• **TASK BRIEF**:
Send back the entries below exactly as they appear.

• **DATA SECTION**:
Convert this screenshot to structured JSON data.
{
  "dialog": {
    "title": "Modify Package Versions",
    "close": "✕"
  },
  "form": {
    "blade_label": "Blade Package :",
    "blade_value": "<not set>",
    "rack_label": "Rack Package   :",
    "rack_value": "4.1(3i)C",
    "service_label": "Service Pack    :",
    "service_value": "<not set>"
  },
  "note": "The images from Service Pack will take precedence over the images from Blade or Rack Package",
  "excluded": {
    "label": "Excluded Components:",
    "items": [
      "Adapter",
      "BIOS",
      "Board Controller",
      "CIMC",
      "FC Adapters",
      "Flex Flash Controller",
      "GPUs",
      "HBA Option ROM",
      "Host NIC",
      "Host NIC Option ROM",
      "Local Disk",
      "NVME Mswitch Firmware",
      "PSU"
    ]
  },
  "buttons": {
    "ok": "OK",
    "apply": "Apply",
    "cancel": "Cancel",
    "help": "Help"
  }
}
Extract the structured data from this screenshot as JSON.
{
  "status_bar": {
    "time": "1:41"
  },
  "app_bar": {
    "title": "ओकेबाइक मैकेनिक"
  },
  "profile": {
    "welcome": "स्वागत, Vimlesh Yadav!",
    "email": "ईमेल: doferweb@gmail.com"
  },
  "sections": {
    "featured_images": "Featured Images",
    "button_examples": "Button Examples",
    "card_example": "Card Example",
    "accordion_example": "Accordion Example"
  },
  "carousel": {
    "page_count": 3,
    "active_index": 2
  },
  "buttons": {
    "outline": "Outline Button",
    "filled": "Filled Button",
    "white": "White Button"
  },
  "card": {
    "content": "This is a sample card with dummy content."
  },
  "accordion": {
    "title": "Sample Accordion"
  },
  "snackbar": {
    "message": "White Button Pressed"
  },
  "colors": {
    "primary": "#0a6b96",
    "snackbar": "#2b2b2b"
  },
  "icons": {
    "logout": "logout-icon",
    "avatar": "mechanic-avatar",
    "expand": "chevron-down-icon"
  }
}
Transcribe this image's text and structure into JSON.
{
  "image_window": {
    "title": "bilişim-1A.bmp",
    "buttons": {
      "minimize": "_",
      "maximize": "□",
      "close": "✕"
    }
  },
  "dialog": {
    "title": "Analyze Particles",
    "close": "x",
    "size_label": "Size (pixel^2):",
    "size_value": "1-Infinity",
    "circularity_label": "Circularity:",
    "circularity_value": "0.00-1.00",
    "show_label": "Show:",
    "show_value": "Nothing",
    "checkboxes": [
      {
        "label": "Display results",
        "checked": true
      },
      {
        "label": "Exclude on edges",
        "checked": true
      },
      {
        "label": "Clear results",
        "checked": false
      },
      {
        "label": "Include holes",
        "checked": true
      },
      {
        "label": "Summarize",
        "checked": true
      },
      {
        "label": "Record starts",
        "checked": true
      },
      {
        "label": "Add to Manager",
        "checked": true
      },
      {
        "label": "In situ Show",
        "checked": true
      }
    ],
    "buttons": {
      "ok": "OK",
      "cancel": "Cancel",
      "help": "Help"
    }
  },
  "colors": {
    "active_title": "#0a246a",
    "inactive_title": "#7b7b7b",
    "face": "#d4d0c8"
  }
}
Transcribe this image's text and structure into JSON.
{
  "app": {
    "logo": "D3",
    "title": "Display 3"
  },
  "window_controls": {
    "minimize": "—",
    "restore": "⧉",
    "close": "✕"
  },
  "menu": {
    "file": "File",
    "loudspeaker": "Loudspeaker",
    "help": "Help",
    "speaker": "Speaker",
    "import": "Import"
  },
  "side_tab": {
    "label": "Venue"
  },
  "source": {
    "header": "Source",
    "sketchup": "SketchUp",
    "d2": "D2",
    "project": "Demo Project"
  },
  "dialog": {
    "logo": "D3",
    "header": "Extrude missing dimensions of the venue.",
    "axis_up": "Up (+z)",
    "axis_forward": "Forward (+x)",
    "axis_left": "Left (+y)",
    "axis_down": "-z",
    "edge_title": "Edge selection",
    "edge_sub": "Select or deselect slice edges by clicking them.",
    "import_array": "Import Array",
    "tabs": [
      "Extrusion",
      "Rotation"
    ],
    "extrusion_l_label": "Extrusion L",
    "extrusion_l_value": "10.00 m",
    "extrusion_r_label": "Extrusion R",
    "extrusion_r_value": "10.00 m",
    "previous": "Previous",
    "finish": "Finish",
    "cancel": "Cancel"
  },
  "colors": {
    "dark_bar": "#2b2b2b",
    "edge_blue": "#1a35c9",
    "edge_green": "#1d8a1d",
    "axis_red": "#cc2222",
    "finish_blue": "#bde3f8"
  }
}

• **THE ANSWER**:
Convert this screenshot to structured JSON data.
{
  "dialog": {
    "title": "Modify Package Versions",
    "close": "✕"
  },
  "form": {
    "blade_label": "Blade Package :",
    "blade_value": "<not set>",
    "rack_label": "Rack Package   :",
    "rack_value": "4.1(3i)C",
    "service_label": "Service Pack    :",
    "service_value": "<not set>"
  },
  "note": "The images from Service Pack will take precedence over the images from Blade or Rack Package",
  "excluded": {
    "label": "Excluded Components:",
    "items": [
      "Adapter",
      "BIOS",
      "Board Controller",
      "CIMC",
      "FC Adapters",
      "Flex Flash Controller",
      "GPUs",
      "HBA Option ROM",
      "Host NIC",
      "Host NIC Option ROM",
      "Local Disk",
      "NVME Mswitch Firmware",
      "PSU"
    ]
  },
  "buttons": {
    "ok": "OK",
    "apply": "Apply",
    "cancel": "Cancel",
    "help": "Help"
  }
}
Extract the structured data from this screenshot as JSON.
{
  "status_bar": {
    "time": "1:41"
  },
  "app_bar": {
    "title": "ओकेबाइक मैकेनिक"
  },
  "profile": {
    "welcome": "स्वागत, Vimlesh Yadav!",
    "email": "ईमेल: doferweb@gmail.com"
  },
  "sections": {
    "featured_images": "Featured Images",
    "button_examples": "Button Examples",
    "card_example": "Card Example",
    "accordion_example": "Accordion Example"
  },
  "carousel": {
    "page_count": 3,
    "active_index": 2
  },
  "buttons": {
    "outline": "Outline Button",
    "filled": "Filled Button",
    "white": "White Button"
  },
  "card": {
    "content": "This is a sample card with dummy content."
  },
  "accordion": {
    "title": "Sample Accordion"
  },
  "snackbar": {
    "message": "White Button Pressed"
  },
  "colors": {
    "primary": "#0a6b96",
    "snackbar": "#2b2b2b"
  },
  "icons": {
    "logout": "logout-icon",
    "avatar": "mechanic-avatar",
    "expand": "chevron-down-icon"
  }
}
Transcribe this image's text and structure into JSON.
{
  "image_window": {
    "title": "bilişim-1A.bmp",
    "buttons": {
      "minimize": "_",
      "maximize": "□",
      "close": "✕"
    }
  },
  "dialog": {
    "title": "Analyze Particles",
    "close": "x",
    "size_label": "Size (pixel^2):",
    "size_value": "1-Infinity",
    "circularity_label": "Circularity:",
    "circularity_value": "0.00-1.00",
    "show_label": "Show:",
    "show_value": "Nothing",
    "checkboxes": [
      {
        "label": "Display results",
        "checked": true
      },
      {
        "label": "Exclude on edges",
        "checked": true
      },
      {
        "label": "Clear results",
        "checked": false
      },
      {
        "label": "Include holes",
        "checked": true
      },
      {
        "label": "Summarize",
        "checked": true
      },
      {
        "label": "Record starts",
        "checked": true
      },
      {
        "label": "Add to Manager",
        "checked": true
      },
      {
        "label": "In situ Show",
        "checked": true
      }
    ],
    "buttons": {
      "ok": "OK",
      "cancel": "Cancel",
      "help": "Help"
    }
  },
  "colors": {
    "active_title": "#0a246a",
    "inactive_title": "#7b7b7b",
    "face": "#d4d0c8"
  }
}
Transcribe this image's text and structure into JSON.
{
  "app": {
    "logo": "D3",
    "title": "Display 3"
  },
  "window_controls": {
    "minimize": "—",
    "restore": "⧉",
    "close": "✕"
  },
  "menu": {
    "file": "File",
    "loudspeaker": "Loudspeaker",
    "help": "Help",
    "speaker": "Speaker",
    "import": "Import"
  },
  "side_tab": {
    "label": "Venue"
  },
  "source": {
    "header": "Source",
    "sketchup": "SketchUp",
    "d2": "D2",
    "project": "Demo Project"
  },
  "dialog": {
    "logo": "D3",
    "header": "Extrude missing dimensions of the venue.",
    "axis_up": "Up (+z)",
    "axis_forward": "Forward (+x)",
    "axis_left": "Left (+y)",
    "axis_down": "-z",
    "edge_title": "Edge selection",
    "edge_sub": "Select or deselect slice edges by clicking them.",
    "import_array": "Import Array",
    "tabs": [
      "Extrusion",
      "Rotation"
    ],
    "extrusion_l_label": "Extrusion L",
    "extrusion_l_value": "10.00 m",
    "extrusion_r_label": "Extrusion R",
    "extrusion_r_value": "10.00 m",
    "previous": "Previous",
    "finish": "Finish",
    "cancel": "Cancel"
  },
  "colors": {
    "dark_bar": "#2b2b2b",
    "edge_blue": "#1a35c9",
    "edge_green": "#1d8a1d",
    "axis_red": "#cc2222",
    "finish_blue": "#bde3f8"
  }
}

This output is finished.